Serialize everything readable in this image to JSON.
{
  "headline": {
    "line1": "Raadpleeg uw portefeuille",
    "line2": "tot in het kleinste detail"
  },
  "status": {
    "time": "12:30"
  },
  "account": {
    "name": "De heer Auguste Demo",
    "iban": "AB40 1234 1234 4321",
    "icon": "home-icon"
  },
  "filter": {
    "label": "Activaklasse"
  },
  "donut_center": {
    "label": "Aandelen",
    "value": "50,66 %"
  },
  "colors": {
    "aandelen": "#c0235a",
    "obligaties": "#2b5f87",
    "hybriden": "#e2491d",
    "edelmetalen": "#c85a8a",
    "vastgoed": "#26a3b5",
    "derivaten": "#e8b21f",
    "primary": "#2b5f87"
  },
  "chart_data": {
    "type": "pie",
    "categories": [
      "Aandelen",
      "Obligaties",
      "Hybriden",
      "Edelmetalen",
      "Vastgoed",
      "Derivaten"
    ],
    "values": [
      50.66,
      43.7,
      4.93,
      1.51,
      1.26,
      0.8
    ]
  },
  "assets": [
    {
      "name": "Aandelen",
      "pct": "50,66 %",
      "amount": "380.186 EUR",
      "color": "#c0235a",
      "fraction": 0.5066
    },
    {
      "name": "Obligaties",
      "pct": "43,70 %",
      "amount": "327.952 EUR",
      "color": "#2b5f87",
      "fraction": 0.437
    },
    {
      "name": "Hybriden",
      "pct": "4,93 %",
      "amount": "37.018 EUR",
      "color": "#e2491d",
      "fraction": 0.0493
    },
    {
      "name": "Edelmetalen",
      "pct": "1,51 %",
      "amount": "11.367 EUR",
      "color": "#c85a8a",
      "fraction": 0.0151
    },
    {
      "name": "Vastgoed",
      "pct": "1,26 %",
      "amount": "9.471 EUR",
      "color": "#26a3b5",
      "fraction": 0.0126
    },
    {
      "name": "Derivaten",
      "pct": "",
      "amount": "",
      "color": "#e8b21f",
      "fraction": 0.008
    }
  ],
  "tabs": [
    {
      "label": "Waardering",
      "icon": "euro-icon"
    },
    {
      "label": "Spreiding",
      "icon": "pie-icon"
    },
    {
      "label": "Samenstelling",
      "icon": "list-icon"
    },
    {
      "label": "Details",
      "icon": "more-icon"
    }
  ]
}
•••••
Exercise objective:
Track down every line of the material containing the string "amount", and copy it.

Correct result:
      "amount": "380.186 EUR",
      "amount": "327.952 EUR",
      "amount": "37.018 EUR",
      "amount": "11.367 EUR",
      "amount": "9.471 EUR",
      "amount": "",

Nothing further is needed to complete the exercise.